### TASK DATA
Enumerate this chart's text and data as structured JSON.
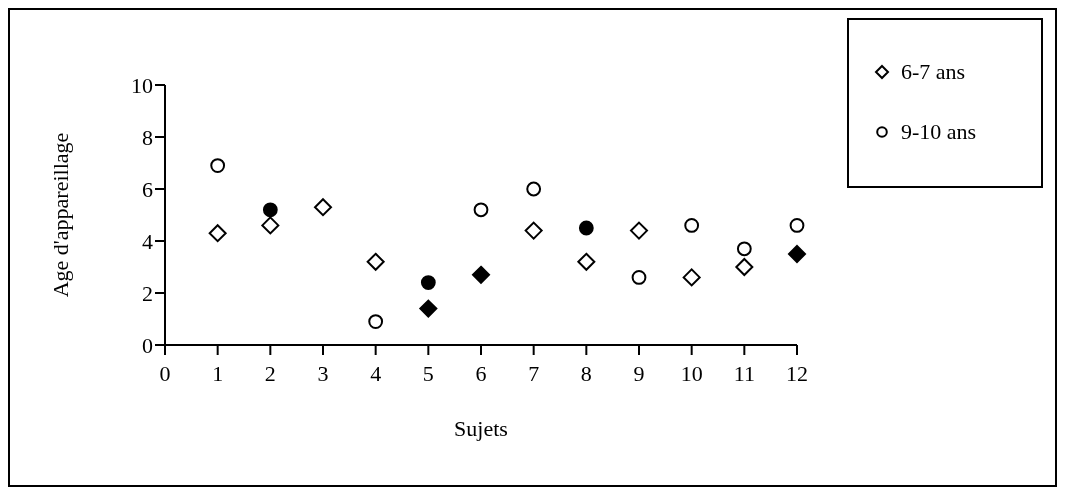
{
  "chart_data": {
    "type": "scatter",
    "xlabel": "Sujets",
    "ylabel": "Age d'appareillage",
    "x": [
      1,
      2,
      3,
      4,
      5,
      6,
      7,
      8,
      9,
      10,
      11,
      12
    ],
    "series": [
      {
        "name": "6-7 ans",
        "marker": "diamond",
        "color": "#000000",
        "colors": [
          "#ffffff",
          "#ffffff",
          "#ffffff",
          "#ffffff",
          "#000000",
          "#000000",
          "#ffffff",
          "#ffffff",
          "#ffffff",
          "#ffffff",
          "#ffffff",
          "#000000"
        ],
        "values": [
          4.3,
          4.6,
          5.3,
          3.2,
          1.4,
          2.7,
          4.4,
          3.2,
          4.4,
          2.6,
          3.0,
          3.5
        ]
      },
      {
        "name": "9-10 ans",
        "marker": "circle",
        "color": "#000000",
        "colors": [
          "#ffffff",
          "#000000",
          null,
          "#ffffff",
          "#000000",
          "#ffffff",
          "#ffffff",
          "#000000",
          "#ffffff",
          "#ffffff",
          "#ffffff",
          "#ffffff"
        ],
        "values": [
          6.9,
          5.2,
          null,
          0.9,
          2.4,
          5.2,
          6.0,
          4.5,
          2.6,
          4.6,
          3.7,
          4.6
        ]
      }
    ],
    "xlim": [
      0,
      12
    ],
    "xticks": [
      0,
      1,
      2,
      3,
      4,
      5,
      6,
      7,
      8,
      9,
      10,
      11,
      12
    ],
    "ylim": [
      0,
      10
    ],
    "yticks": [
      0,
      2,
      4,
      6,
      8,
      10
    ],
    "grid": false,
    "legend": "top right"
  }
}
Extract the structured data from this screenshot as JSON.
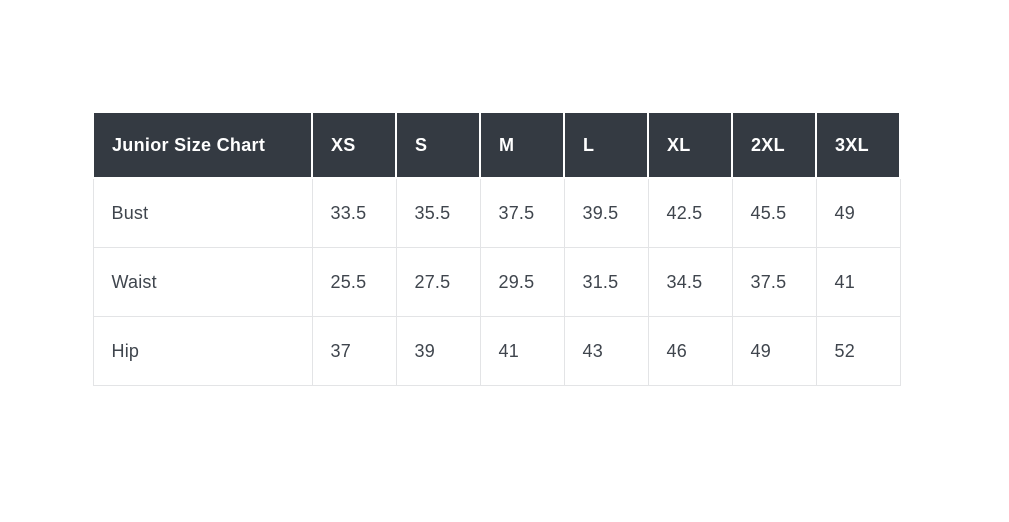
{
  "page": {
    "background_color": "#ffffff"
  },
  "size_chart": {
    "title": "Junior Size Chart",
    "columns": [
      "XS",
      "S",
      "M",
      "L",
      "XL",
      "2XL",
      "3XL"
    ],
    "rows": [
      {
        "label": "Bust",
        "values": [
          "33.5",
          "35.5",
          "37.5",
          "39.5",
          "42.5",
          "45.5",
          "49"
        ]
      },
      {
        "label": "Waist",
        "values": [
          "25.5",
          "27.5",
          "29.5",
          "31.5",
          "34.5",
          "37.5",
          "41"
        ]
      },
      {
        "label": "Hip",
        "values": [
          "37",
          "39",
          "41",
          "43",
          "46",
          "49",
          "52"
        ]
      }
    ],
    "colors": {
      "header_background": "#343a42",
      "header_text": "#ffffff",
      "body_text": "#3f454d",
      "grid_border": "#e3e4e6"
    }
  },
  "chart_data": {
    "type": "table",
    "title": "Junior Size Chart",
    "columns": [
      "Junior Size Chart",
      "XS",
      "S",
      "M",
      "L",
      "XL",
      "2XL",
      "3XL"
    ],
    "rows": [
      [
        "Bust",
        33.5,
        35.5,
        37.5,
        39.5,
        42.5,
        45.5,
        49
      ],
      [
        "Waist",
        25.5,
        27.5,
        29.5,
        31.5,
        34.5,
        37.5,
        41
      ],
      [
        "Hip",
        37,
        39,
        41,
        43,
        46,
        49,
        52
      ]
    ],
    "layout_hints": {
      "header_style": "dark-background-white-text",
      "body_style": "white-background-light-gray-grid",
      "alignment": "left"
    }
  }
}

---

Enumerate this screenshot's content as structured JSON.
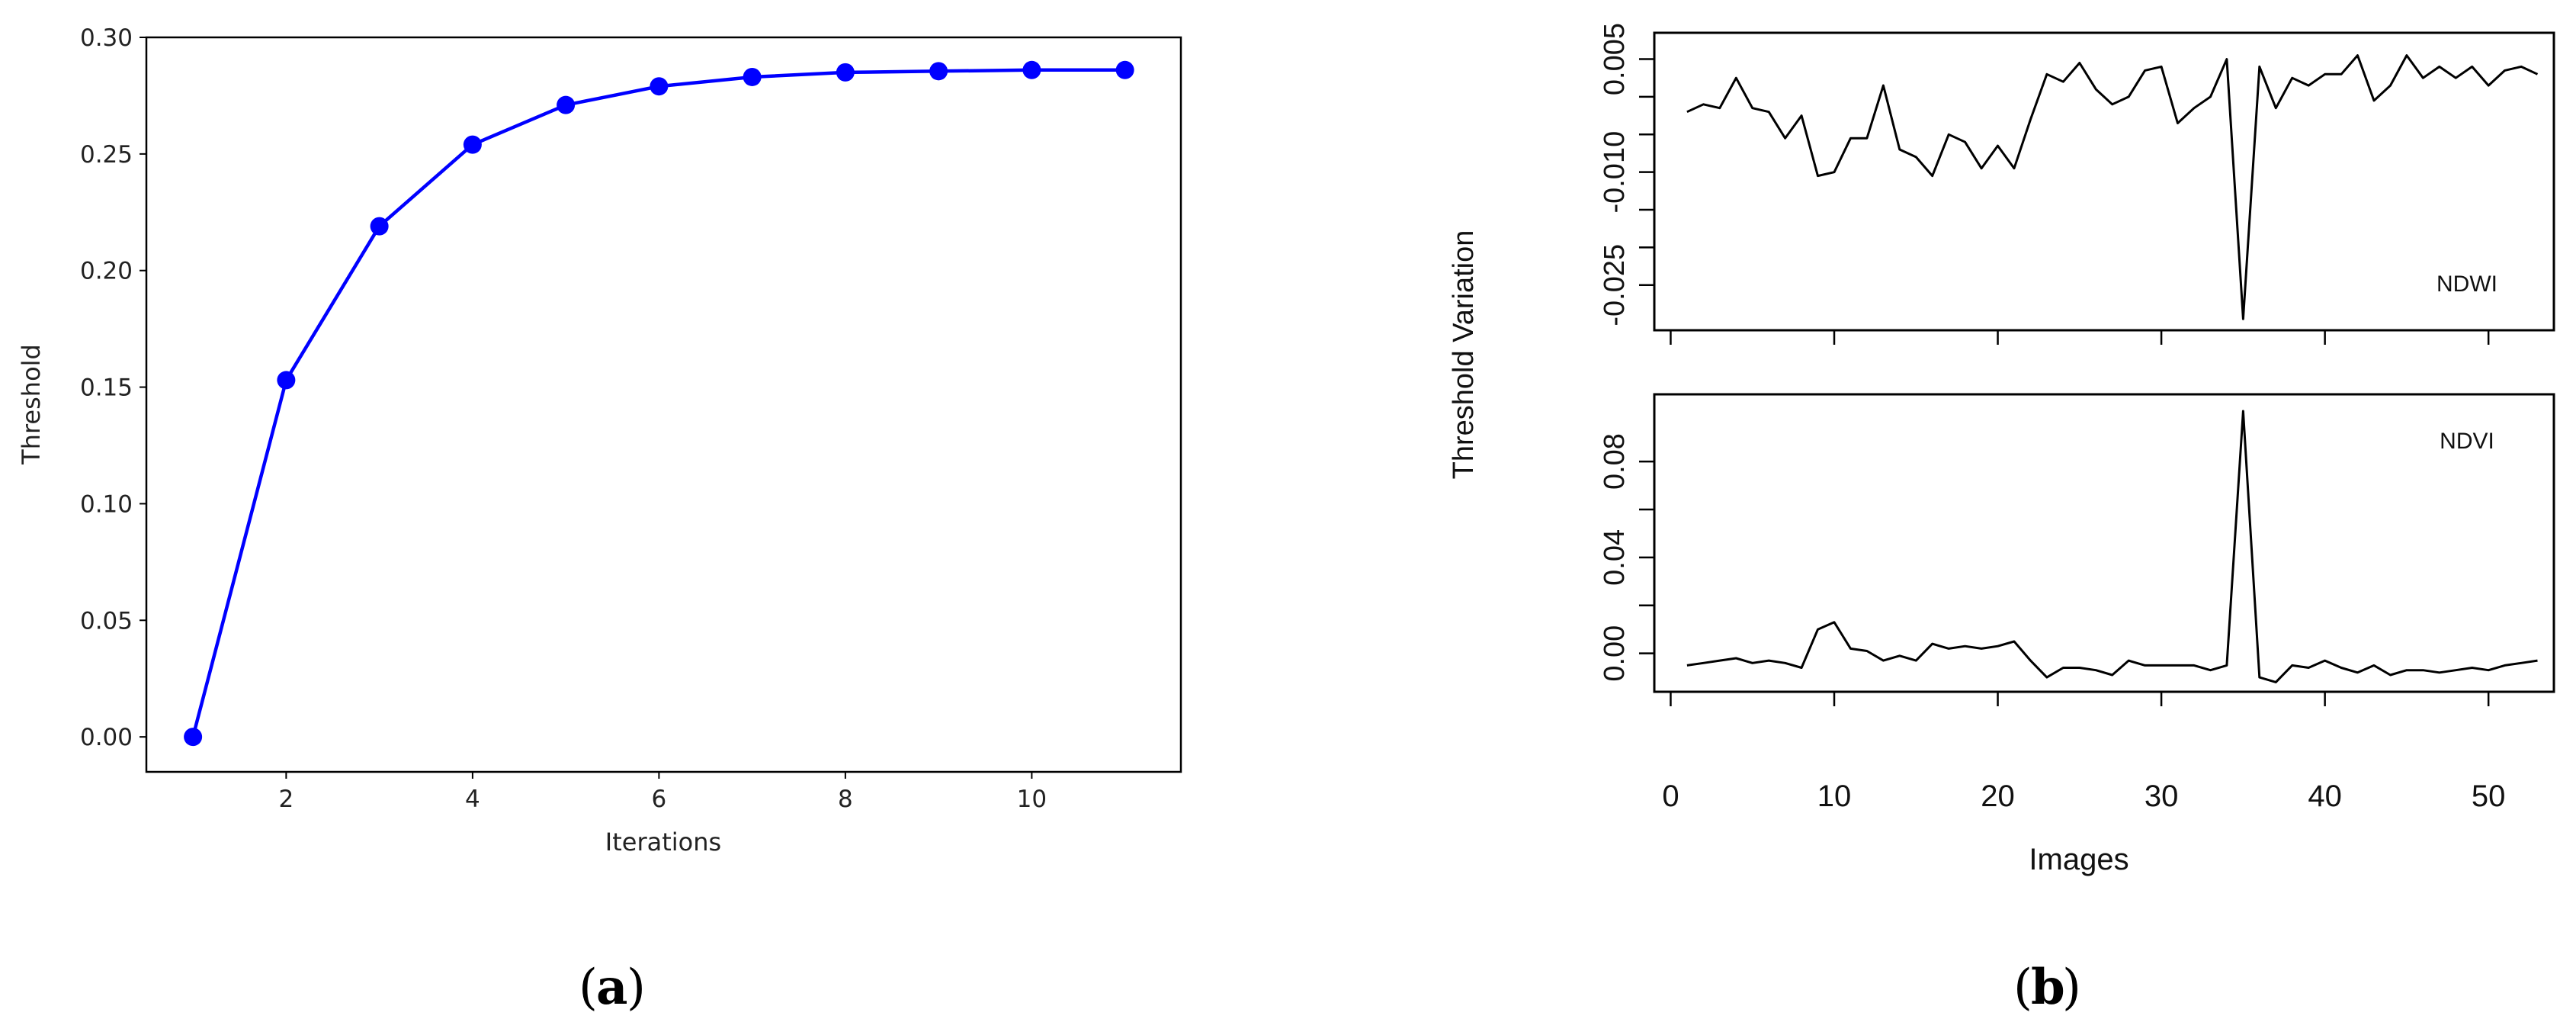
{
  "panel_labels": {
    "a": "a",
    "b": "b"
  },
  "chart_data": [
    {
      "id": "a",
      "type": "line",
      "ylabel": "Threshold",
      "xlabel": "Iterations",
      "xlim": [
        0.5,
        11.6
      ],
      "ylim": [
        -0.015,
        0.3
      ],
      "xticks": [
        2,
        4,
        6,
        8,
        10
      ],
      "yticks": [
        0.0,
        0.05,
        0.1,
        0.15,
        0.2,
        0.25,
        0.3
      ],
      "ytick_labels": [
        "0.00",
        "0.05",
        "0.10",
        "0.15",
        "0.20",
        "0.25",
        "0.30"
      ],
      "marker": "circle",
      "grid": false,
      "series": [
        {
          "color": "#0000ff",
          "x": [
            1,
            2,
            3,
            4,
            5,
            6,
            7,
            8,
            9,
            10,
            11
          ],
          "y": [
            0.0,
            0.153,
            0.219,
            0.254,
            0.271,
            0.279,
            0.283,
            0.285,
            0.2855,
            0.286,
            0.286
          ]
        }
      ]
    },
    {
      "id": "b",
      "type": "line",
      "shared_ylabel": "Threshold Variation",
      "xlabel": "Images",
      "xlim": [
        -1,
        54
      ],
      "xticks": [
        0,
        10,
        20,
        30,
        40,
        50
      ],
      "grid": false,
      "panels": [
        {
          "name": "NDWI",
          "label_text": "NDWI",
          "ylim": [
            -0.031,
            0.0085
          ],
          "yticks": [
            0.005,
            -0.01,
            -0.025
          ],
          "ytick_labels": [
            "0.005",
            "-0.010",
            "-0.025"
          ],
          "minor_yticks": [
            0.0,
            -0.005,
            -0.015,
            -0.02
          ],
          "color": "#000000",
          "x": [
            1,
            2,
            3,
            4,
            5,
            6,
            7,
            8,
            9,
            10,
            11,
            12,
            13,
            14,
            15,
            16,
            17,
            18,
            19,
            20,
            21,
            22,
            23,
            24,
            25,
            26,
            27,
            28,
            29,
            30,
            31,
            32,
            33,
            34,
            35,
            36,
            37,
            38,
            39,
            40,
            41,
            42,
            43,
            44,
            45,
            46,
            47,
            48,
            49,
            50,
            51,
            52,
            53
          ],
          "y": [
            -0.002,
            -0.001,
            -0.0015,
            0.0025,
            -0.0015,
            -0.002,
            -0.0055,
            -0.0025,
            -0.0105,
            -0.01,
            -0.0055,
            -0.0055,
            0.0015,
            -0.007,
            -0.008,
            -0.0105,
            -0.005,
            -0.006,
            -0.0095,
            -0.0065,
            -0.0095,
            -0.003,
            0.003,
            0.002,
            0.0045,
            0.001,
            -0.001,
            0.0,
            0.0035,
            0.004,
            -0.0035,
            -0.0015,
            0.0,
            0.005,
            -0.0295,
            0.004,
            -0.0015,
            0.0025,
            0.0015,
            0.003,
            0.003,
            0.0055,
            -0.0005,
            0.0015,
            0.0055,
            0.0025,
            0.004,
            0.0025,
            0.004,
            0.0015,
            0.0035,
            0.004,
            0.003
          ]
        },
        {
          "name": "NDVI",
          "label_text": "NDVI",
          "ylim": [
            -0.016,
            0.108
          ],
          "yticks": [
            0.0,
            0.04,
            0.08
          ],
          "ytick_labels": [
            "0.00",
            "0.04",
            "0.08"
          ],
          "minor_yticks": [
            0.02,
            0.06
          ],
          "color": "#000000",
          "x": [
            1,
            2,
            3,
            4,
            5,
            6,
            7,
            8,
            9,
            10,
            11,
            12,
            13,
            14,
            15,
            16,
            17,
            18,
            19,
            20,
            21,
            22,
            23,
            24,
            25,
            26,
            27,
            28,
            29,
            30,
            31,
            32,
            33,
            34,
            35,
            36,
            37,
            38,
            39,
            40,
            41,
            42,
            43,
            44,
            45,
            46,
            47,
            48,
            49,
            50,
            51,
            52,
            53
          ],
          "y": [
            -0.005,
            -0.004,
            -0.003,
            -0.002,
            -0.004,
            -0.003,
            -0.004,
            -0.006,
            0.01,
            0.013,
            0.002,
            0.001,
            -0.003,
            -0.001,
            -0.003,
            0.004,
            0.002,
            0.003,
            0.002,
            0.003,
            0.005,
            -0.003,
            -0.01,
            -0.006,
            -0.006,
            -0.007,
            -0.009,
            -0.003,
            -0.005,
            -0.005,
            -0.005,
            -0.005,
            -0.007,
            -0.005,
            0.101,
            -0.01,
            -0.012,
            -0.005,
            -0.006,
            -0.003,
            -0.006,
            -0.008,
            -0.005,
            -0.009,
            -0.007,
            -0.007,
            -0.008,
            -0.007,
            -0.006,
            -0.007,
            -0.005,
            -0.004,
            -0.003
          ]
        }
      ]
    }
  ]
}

### GOAL
Go through the listing above line by line and say how many lines hold the word "structured". Reply with that number only.

### FINISHED ANSWER
3